### WHAT IS EXPECTED
Among the entries that follow, tally the lines with the string "Wetbulb". Give no more than the number.

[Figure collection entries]
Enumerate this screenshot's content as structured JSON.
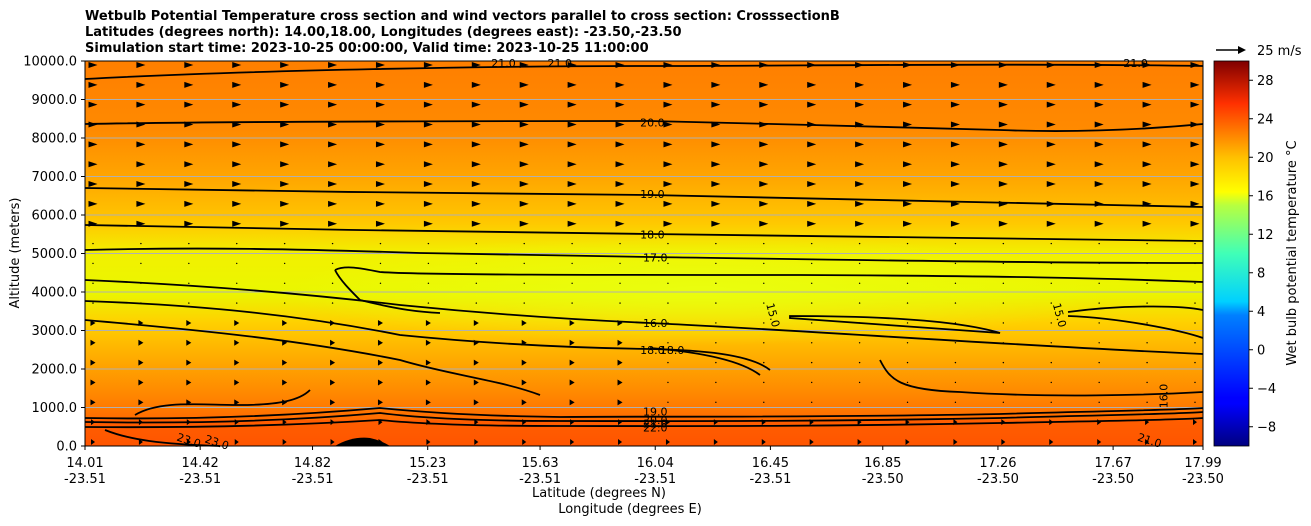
{
  "title_lines": [
    "Wetbulb Potential Temperature cross section and wind vectors parallel to cross section: CrosssectionB",
    "Latitudes (degrees north): 14.00,18.00, Longitudes (degrees east): -23.50,-23.50",
    "Simulation start time: 2023-10-25 00:00:00, Valid time: 2023-10-25 11:00:00"
  ],
  "quiver_key_label": "25 m/s",
  "chart_data": {
    "type": "heatmap",
    "title": "Wetbulb Potential Temperature cross section and wind vectors parallel to cross section: CrosssectionB",
    "xlabel_primary": "Latitude (degrees N)",
    "xlabel_secondary": "Longitude (degrees E)",
    "ylabel": "Altitude (meters)",
    "colorbar_label": "Wet bulb potential temperature $^\\circ$C",
    "colorbar_label_display": "Wet bulb potential temperature °C",
    "colormap": "jet",
    "ylim": [
      0,
      10000
    ],
    "clim": [
      -10,
      30
    ],
    "y_ticks": [
      "0.0",
      "1000.0",
      "2000.0",
      "3000.0",
      "4000.0",
      "5000.0",
      "6000.0",
      "7000.0",
      "8000.0",
      "9000.0",
      "10000.0"
    ],
    "x_ticks": [
      {
        "lat": "14.01",
        "lon": "-23.51"
      },
      {
        "lat": "14.42",
        "lon": "-23.51"
      },
      {
        "lat": "14.82",
        "lon": "-23.51"
      },
      {
        "lat": "15.23",
        "lon": "-23.51"
      },
      {
        "lat": "15.63",
        "lon": "-23.51"
      },
      {
        "lat": "16.04",
        "lon": "-23.51"
      },
      {
        "lat": "16.45",
        "lon": "-23.51"
      },
      {
        "lat": "16.85",
        "lon": "-23.50"
      },
      {
        "lat": "17.26",
        "lon": "-23.50"
      },
      {
        "lat": "17.67",
        "lon": "-23.50"
      },
      {
        "lat": "17.99",
        "lon": "-23.50"
      }
    ],
    "colorbar_ticks": [
      "−8",
      "−4",
      "0",
      "4",
      "8",
      "12",
      "16",
      "20",
      "24",
      "28"
    ],
    "contour_labels": [
      {
        "text": "21.0",
        "lat": 15.5,
        "alt": 9950
      },
      {
        "text": "21.0",
        "lat": 15.7,
        "alt": 9950
      },
      {
        "text": "21.0",
        "lat": 17.75,
        "alt": 9950
      },
      {
        "text": "20.0",
        "lat": 16.03,
        "alt": 8400
      },
      {
        "text": "19.0",
        "lat": 16.03,
        "alt": 6550
      },
      {
        "text": "18.0",
        "lat": 16.03,
        "alt": 5500
      },
      {
        "text": "17.0",
        "lat": 16.04,
        "alt": 4900
      },
      {
        "text": "16.0",
        "lat": 16.04,
        "alt": 3200
      },
      {
        "text": "15.0",
        "lat": 16.46,
        "alt": 3400
      },
      {
        "text": "15.0",
        "lat": 17.48,
        "alt": 3400
      },
      {
        "text": "18.0",
        "lat": 16.03,
        "alt": 2500
      },
      {
        "text": "18.0",
        "lat": 16.1,
        "alt": 2500
      },
      {
        "text": "16.0",
        "lat": 17.85,
        "alt": 1300
      },
      {
        "text": "19.0",
        "lat": 16.04,
        "alt": 900
      },
      {
        "text": "20.0",
        "lat": 16.04,
        "alt": 680
      },
      {
        "text": "21.0",
        "lat": 16.04,
        "alt": 580
      },
      {
        "text": "22.0",
        "lat": 16.04,
        "alt": 480
      },
      {
        "text": "23.0",
        "lat": 14.38,
        "alt": 150
      },
      {
        "text": "23.0",
        "lat": 14.48,
        "alt": 100
      },
      {
        "text": "21.0",
        "lat": 17.8,
        "alt": 150
      }
    ],
    "wind_direction": "parallel to cross section, toward increasing latitude",
    "grid": true
  }
}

### TASK SOLUTION
2